What is required:
Repeat the records exactly as given. Do not include the pictures.

Data shown:
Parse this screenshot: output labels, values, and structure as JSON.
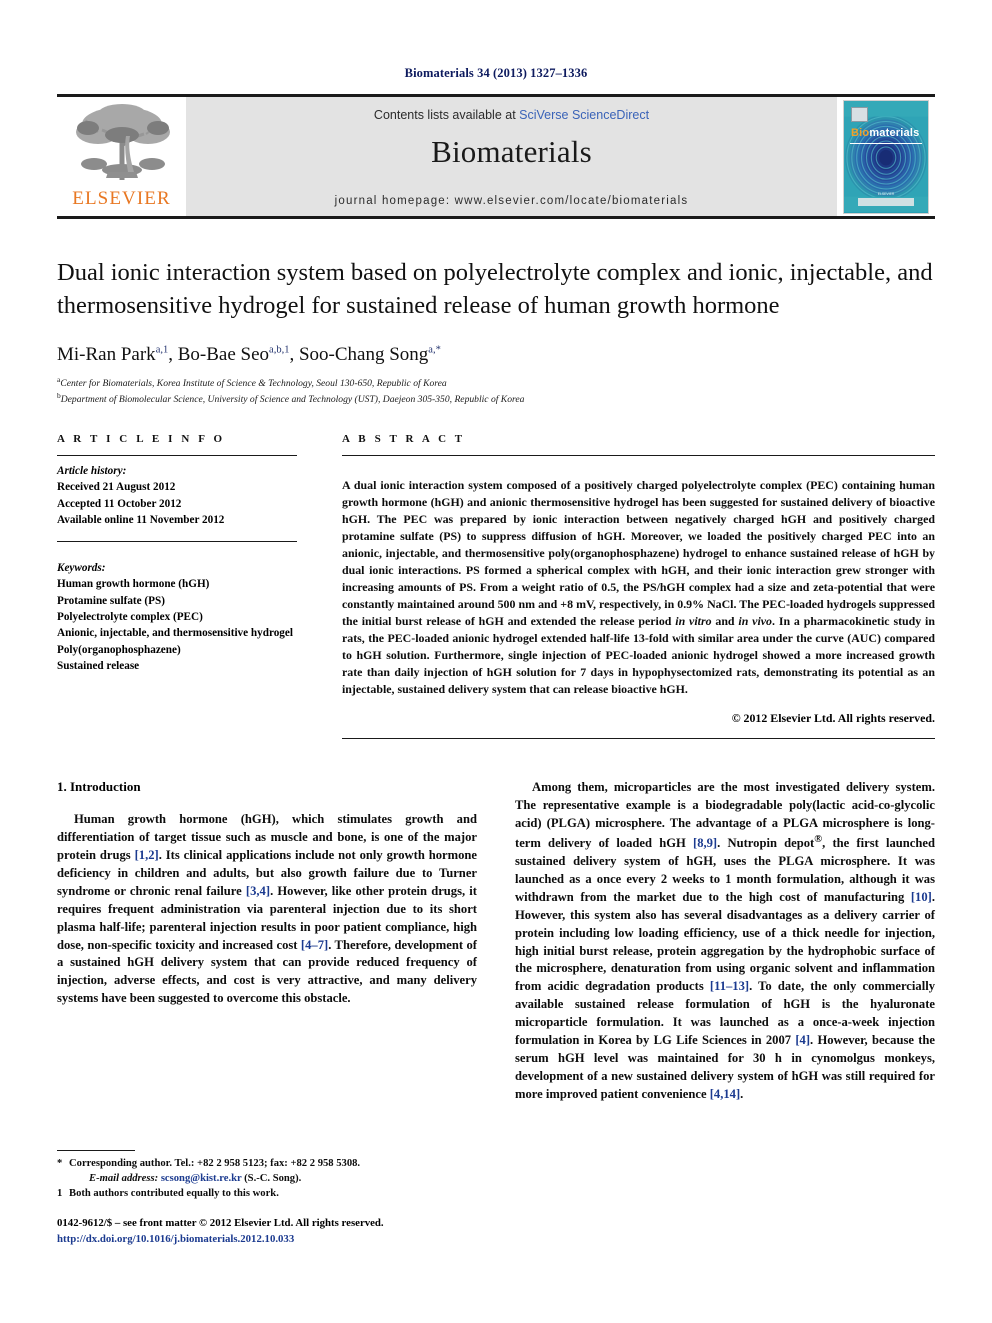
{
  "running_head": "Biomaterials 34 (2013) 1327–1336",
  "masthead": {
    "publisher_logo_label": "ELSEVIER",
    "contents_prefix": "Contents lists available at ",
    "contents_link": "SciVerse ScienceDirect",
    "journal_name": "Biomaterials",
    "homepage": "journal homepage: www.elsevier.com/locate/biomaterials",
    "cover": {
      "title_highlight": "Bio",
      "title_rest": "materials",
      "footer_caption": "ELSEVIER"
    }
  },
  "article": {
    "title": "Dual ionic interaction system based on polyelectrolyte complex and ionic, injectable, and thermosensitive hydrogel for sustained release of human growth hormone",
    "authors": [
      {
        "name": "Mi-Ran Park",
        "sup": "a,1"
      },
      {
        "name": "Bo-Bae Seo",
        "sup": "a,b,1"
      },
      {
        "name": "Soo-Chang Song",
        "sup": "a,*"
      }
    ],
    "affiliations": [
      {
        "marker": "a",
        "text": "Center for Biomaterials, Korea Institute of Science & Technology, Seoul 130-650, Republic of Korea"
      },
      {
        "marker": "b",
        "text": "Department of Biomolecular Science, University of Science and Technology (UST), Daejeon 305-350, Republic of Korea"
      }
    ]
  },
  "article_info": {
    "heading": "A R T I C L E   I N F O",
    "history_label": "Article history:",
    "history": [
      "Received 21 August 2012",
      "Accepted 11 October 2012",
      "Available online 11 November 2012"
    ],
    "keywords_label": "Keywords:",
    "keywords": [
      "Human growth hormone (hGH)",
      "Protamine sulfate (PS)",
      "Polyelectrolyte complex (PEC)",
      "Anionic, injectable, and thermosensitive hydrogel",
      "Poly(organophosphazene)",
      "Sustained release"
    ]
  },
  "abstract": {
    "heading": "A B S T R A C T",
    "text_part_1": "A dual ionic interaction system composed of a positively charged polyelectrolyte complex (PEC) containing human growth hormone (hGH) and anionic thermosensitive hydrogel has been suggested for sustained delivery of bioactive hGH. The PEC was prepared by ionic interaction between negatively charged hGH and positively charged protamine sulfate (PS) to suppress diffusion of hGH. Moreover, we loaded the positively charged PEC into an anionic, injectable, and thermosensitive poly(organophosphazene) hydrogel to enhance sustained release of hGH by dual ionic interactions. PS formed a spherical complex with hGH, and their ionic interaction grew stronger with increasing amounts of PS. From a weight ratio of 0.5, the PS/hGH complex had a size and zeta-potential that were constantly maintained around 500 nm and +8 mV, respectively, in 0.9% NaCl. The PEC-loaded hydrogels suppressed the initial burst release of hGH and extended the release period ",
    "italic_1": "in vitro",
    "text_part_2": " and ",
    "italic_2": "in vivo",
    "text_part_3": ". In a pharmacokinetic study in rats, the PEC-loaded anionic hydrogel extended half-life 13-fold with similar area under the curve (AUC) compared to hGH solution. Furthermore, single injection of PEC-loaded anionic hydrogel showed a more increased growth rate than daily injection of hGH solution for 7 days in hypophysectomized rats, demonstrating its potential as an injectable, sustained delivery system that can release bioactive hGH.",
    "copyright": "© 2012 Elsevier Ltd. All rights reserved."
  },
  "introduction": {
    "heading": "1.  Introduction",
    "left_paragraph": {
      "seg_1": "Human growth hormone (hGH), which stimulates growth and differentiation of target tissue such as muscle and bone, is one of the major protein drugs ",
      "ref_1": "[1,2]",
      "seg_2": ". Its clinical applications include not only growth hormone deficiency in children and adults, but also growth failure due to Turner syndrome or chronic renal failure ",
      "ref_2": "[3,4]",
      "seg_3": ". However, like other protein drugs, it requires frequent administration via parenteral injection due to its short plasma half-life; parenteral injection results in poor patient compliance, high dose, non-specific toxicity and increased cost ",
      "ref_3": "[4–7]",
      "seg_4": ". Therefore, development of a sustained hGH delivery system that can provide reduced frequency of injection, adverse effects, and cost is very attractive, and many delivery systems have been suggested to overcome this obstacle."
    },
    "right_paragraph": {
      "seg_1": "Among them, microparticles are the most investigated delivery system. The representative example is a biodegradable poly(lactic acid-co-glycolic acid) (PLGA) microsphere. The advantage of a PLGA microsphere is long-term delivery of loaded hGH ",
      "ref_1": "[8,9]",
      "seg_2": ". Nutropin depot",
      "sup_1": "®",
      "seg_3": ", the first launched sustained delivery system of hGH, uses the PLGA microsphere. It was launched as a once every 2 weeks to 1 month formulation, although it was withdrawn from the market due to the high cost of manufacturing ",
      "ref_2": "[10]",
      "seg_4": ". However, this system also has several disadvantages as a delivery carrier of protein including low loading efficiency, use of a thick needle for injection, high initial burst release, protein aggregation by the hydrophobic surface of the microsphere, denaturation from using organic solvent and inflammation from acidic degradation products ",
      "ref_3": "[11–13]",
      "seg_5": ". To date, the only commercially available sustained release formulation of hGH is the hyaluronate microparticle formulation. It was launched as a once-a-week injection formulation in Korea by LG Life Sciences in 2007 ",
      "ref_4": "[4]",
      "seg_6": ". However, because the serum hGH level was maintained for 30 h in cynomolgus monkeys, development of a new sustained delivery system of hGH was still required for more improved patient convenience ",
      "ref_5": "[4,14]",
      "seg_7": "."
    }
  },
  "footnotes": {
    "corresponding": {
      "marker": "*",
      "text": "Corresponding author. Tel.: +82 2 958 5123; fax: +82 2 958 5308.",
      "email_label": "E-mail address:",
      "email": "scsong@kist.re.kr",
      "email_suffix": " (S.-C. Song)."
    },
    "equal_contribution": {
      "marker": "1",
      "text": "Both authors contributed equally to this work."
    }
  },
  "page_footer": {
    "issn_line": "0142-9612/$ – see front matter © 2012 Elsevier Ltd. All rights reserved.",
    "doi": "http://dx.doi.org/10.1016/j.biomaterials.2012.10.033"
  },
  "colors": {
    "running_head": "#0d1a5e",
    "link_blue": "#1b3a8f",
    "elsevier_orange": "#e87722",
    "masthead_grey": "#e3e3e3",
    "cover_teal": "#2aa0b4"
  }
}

Solution to this task:
Parse this screenshot: output labels, values, and structure as JSON.
{
  "running_head": "Biomaterials 34 (2013) 1327–1336",
  "masthead": {
    "publisher_logo_label": "ELSEVIER",
    "contents_prefix": "Contents lists available at ",
    "contents_link": "SciVerse ScienceDirect",
    "journal_name": "Biomaterials",
    "homepage": "journal homepage: www.elsevier.com/locate/biomaterials",
    "cover": {
      "title_highlight": "Bio",
      "title_rest": "materials",
      "footer_caption": "ELSEVIER"
    }
  },
  "article": {
    "title": "Dual ionic interaction system based on polyelectrolyte complex and ionic, injectable, and thermosensitive hydrogel for sustained release of human growth hormone",
    "authors": [
      {
        "name": "Mi-Ran Park",
        "sup": "a,1"
      },
      {
        "name": "Bo-Bae Seo",
        "sup": "a,b,1"
      },
      {
        "name": "Soo-Chang Song",
        "sup": "a,*"
      }
    ],
    "affiliations": [
      {
        "marker": "a",
        "text": "Center for Biomaterials, Korea Institute of Science & Technology, Seoul 130-650, Republic of Korea"
      },
      {
        "marker": "b",
        "text": "Department of Biomolecular Science, University of Science and Technology (UST), Daejeon 305-350, Republic of Korea"
      }
    ]
  },
  "article_info": {
    "heading": "A R T I C L E   I N F O",
    "history_label": "Article history:",
    "history": [
      "Received 21 August 2012",
      "Accepted 11 October 2012",
      "Available online 11 November 2012"
    ],
    "keywords_label": "Keywords:",
    "keywords": [
      "Human growth hormone (hGH)",
      "Protamine sulfate (PS)",
      "Polyelectrolyte complex (PEC)",
      "Anionic, injectable, and thermosensitive hydrogel",
      "Poly(organophosphazene)",
      "Sustained release"
    ]
  },
  "abstract": {
    "heading": "A B S T R A C T",
    "text_part_1": "A dual ionic interaction system composed of a positively charged polyelectrolyte complex (PEC) containing human growth hormone (hGH) and anionic thermosensitive hydrogel has been suggested for sustained delivery of bioactive hGH. The PEC was prepared by ionic interaction between negatively charged hGH and positively charged protamine sulfate (PS) to suppress diffusion of hGH. Moreover, we loaded the positively charged PEC into an anionic, injectable, and thermosensitive poly(organophosphazene) hydrogel to enhance sustained release of hGH by dual ionic interactions. PS formed a spherical complex with hGH, and their ionic interaction grew stronger with increasing amounts of PS. From a weight ratio of 0.5, the PS/hGH complex had a size and zeta-potential that were constantly maintained around 500 nm and +8 mV, respectively, in 0.9% NaCl. The PEC-loaded hydrogels suppressed the initial burst release of hGH and extended the release period ",
    "italic_1": "in vitro",
    "text_part_2": " and ",
    "italic_2": "in vivo",
    "text_part_3": ". In a pharmacokinetic study in rats, the PEC-loaded anionic hydrogel extended half-life 13-fold with similar area under the curve (AUC) compared to hGH solution. Furthermore, single injection of PEC-loaded anionic hydrogel showed a more increased growth rate than daily injection of hGH solution for 7 days in hypophysectomized rats, demonstrating its potential as an injectable, sustained delivery system that can release bioactive hGH.",
    "copyright": "© 2012 Elsevier Ltd. All rights reserved."
  },
  "introduction": {
    "heading": "1.  Introduction",
    "left_paragraph": {
      "seg_1": "Human growth hormone (hGH), which stimulates growth and differentiation of target tissue such as muscle and bone, is one of the major protein drugs ",
      "ref_1": "[1,2]",
      "seg_2": ". Its clinical applications include not only growth hormone deficiency in children and adults, but also growth failure due to Turner syndrome or chronic renal failure ",
      "ref_2": "[3,4]",
      "seg_3": ". However, like other protein drugs, it requires frequent administration via parenteral injection due to its short plasma half-life; parenteral injection results in poor patient compliance, high dose, non-specific toxicity and increased cost ",
      "ref_3": "[4–7]",
      "seg_4": ". Therefore, development of a sustained hGH delivery system that can provide reduced frequency of injection, adverse effects, and cost is very attractive, and many delivery systems have been suggested to overcome this obstacle."
    },
    "right_paragraph": {
      "seg_1": "Among them, microparticles are the most investigated delivery system. The representative example is a biodegradable poly(lactic acid-co-glycolic acid) (PLGA) microsphere. The advantage of a PLGA microsphere is long-term delivery of loaded hGH ",
      "ref_1": "[8,9]",
      "seg_2": ". Nutropin depot",
      "sup_1": "®",
      "seg_3": ", the first launched sustained delivery system of hGH, uses the PLGA microsphere. It was launched as a once every 2 weeks to 1 month formulation, although it was withdrawn from the market due to the high cost of manufacturing ",
      "ref_2": "[10]",
      "seg_4": ". However, this system also has several disadvantages as a delivery carrier of protein including low loading efficiency, use of a thick needle for injection, high initial burst release, protein aggregation by the hydrophobic surface of the microsphere, denaturation from using organic solvent and inflammation from acidic degradation products ",
      "ref_3": "[11–13]",
      "seg_5": ". To date, the only commercially available sustained release formulation of hGH is the hyaluronate microparticle formulation. It was launched as a once-a-week injection formulation in Korea by LG Life Sciences in 2007 ",
      "ref_4": "[4]",
      "seg_6": ". However, because the serum hGH level was maintained for 30 h in cynomolgus monkeys, development of a new sustained delivery system of hGH was still required for more improved patient convenience ",
      "ref_5": "[4,14]",
      "seg_7": "."
    }
  },
  "footnotes": {
    "corresponding": {
      "marker": "*",
      "text": "Corresponding author. Tel.: +82 2 958 5123; fax: +82 2 958 5308.",
      "email_label": "E-mail address:",
      "email": "scsong@kist.re.kr",
      "email_suffix": " (S.-C. Song)."
    },
    "equal_contribution": {
      "marker": "1",
      "text": "Both authors contributed equally to this work."
    }
  },
  "page_footer": {
    "issn_line": "0142-9612/$ – see front matter © 2012 Elsevier Ltd. All rights reserved.",
    "doi": "http://dx.doi.org/10.1016/j.biomaterials.2012.10.033"
  },
  "colors": {
    "running_head": "#0d1a5e",
    "link_blue": "#1b3a8f",
    "elsevier_orange": "#e87722",
    "masthead_grey": "#e3e3e3",
    "cover_teal": "#2aa0b4"
  }
}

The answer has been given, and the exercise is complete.